# What this task involves
Extract every line that contains the word "JSON".

# Data shown
- - -

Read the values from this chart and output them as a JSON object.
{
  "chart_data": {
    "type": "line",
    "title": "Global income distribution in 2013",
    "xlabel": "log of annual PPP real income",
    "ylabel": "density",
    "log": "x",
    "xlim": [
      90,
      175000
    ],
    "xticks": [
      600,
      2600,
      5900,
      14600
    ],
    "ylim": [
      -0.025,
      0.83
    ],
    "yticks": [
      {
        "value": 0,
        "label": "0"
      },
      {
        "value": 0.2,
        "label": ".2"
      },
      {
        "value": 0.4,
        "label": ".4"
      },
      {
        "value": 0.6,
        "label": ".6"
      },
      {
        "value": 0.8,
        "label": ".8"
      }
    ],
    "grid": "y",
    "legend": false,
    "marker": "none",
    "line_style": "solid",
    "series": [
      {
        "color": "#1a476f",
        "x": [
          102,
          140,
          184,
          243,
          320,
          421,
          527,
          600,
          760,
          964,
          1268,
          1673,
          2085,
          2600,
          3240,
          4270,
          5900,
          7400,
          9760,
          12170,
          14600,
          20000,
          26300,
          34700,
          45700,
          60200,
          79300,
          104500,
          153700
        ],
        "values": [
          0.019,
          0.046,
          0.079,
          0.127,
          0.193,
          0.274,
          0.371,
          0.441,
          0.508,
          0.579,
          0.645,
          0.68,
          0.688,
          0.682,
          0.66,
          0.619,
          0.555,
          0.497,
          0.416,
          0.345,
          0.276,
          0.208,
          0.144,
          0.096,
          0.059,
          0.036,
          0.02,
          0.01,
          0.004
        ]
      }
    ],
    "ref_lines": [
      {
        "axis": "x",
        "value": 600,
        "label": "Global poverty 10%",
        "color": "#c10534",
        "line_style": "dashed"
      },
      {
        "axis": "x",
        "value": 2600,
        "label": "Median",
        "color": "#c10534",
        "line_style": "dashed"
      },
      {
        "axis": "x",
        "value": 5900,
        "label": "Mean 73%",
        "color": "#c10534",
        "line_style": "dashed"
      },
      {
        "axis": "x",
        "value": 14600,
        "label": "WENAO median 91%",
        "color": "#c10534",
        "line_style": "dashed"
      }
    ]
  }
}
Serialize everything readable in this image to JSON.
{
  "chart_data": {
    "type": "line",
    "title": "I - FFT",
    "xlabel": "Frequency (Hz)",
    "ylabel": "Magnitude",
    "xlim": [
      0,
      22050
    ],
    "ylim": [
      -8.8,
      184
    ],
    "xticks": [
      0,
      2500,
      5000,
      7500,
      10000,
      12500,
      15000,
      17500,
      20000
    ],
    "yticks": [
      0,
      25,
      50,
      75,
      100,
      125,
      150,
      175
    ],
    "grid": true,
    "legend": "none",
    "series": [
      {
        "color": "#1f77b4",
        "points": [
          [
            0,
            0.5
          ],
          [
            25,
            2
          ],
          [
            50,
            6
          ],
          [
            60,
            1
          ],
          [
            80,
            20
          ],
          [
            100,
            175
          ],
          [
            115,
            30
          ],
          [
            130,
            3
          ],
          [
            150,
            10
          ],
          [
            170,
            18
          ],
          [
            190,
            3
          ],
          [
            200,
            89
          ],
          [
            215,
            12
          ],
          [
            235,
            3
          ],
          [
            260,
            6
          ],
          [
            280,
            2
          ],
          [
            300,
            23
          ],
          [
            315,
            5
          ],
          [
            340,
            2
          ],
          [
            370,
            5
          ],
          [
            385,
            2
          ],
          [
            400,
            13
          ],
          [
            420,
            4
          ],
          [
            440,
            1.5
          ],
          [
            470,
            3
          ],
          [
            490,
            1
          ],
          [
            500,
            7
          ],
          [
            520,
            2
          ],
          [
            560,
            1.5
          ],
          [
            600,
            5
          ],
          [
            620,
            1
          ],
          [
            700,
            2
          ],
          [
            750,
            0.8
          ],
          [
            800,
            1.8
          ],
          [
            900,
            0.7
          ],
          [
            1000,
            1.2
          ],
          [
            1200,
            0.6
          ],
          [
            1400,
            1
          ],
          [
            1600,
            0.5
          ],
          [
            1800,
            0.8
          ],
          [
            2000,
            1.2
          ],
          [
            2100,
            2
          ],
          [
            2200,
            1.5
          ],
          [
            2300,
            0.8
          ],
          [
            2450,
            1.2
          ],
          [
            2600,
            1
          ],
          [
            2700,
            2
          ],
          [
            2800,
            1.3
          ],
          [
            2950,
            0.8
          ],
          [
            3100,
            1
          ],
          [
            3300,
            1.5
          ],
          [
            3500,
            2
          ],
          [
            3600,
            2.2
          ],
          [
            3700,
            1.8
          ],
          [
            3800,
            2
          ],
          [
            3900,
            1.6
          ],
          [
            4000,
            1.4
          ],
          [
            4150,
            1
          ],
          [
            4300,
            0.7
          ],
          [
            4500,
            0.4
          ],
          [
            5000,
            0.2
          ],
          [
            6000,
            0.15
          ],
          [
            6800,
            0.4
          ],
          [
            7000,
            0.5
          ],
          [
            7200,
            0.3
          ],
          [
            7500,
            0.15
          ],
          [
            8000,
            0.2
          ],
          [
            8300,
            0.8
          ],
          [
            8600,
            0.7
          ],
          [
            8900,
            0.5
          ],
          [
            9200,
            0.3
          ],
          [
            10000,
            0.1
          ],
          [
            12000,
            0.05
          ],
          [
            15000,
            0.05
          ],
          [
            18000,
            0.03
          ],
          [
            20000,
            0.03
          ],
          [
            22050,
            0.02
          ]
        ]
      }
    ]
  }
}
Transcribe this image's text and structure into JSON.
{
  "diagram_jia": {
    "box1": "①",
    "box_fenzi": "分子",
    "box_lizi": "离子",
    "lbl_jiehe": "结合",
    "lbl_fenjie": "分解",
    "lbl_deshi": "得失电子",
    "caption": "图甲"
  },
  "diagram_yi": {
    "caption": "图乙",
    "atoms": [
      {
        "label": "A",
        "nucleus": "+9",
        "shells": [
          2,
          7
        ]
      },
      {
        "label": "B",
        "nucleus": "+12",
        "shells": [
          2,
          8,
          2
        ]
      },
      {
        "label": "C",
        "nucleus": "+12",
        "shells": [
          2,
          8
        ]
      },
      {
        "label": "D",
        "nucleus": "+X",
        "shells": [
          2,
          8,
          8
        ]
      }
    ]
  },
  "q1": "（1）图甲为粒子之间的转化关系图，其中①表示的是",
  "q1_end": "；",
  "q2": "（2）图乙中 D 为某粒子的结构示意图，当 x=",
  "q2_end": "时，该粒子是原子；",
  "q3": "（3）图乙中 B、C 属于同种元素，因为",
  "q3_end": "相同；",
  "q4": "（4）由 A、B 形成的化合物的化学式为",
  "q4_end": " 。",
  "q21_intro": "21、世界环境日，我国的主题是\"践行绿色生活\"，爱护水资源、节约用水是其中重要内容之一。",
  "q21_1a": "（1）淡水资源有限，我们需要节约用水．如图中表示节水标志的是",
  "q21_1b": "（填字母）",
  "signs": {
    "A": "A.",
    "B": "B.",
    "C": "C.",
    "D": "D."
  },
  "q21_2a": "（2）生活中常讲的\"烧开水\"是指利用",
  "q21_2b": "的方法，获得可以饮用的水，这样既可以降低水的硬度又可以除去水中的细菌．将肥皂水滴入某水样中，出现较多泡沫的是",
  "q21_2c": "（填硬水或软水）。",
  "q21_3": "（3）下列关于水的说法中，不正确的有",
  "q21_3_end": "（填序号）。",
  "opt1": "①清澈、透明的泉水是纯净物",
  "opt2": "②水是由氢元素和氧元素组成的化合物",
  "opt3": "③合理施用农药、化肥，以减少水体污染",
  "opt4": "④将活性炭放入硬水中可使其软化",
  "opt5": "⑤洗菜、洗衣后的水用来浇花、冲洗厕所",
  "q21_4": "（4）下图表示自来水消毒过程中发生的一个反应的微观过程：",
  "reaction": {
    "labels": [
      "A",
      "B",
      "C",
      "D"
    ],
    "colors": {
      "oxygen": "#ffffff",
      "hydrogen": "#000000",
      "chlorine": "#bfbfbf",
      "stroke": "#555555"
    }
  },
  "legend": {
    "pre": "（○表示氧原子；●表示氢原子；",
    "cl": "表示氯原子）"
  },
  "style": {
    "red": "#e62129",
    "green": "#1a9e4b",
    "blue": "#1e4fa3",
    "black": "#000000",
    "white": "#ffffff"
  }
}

- - -

# Output
Read the values from this chart and output them as a JSON object.
Serialize everything readable in this image to JSON.
Transcribe this image's text and structure into JSON.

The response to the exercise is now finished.